Short problem: Pick out the lines containing "tourists".

··· Material for this exercise

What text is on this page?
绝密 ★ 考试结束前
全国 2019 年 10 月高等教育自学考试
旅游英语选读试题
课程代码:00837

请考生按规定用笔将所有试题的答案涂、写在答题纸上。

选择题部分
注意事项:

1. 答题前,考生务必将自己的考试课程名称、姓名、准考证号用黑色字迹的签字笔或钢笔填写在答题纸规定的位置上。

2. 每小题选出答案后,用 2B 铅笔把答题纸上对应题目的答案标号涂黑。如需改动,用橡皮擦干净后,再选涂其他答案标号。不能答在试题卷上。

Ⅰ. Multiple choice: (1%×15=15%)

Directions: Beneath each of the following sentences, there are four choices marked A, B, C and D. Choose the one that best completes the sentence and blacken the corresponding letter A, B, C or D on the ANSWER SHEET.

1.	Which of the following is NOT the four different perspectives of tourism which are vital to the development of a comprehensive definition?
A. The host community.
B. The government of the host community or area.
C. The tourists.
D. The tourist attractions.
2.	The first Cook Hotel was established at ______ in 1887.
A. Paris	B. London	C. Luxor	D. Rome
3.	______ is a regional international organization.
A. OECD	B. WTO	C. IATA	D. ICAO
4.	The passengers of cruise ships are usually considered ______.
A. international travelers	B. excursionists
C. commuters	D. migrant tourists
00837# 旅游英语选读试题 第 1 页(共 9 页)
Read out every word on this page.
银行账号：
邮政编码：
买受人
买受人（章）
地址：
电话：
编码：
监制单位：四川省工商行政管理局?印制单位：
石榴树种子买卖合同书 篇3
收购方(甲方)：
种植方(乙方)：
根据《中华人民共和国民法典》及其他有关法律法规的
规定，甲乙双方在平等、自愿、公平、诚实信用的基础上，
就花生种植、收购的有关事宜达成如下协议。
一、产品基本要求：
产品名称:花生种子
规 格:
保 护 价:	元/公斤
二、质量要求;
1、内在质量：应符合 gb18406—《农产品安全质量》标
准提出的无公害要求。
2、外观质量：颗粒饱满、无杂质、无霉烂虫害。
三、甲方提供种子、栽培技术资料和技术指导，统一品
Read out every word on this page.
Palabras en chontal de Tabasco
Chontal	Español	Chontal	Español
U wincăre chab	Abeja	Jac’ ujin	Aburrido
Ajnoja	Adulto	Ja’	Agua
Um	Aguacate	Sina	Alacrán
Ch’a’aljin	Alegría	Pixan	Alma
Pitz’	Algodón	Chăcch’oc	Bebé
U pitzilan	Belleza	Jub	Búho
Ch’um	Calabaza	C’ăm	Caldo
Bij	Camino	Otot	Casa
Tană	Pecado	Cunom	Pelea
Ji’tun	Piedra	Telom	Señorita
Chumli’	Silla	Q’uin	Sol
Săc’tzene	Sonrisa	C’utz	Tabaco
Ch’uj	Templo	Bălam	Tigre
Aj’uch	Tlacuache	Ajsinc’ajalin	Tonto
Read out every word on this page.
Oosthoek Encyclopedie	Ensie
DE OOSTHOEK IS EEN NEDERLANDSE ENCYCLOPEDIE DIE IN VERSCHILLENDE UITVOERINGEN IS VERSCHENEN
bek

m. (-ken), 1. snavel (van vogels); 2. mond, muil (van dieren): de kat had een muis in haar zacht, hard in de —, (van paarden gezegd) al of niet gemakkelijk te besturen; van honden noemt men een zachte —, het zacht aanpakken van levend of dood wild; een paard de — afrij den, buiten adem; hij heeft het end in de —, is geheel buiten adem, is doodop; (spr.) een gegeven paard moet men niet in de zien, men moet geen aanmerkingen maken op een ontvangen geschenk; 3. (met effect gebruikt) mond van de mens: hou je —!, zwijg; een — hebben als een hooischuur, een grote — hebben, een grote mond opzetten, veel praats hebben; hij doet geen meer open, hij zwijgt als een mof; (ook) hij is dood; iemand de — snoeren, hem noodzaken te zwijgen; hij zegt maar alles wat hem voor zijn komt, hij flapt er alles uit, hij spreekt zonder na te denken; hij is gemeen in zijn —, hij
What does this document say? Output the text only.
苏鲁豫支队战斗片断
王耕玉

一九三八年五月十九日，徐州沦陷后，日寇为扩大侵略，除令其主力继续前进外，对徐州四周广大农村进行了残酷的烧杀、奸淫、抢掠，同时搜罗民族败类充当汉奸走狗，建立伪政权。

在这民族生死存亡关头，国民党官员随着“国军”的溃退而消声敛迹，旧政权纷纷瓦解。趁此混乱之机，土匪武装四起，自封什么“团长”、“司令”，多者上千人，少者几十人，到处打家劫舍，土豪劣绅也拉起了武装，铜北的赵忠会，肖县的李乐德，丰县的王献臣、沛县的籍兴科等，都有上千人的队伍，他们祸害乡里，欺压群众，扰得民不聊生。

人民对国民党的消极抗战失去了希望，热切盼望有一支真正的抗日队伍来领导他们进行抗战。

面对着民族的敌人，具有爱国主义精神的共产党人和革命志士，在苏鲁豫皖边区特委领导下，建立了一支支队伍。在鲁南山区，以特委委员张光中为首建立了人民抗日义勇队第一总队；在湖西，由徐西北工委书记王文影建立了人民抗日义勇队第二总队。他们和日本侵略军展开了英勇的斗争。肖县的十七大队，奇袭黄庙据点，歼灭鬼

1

······

Solution to this problem:
C. The tourists.
C. commuters	D. migrant tourists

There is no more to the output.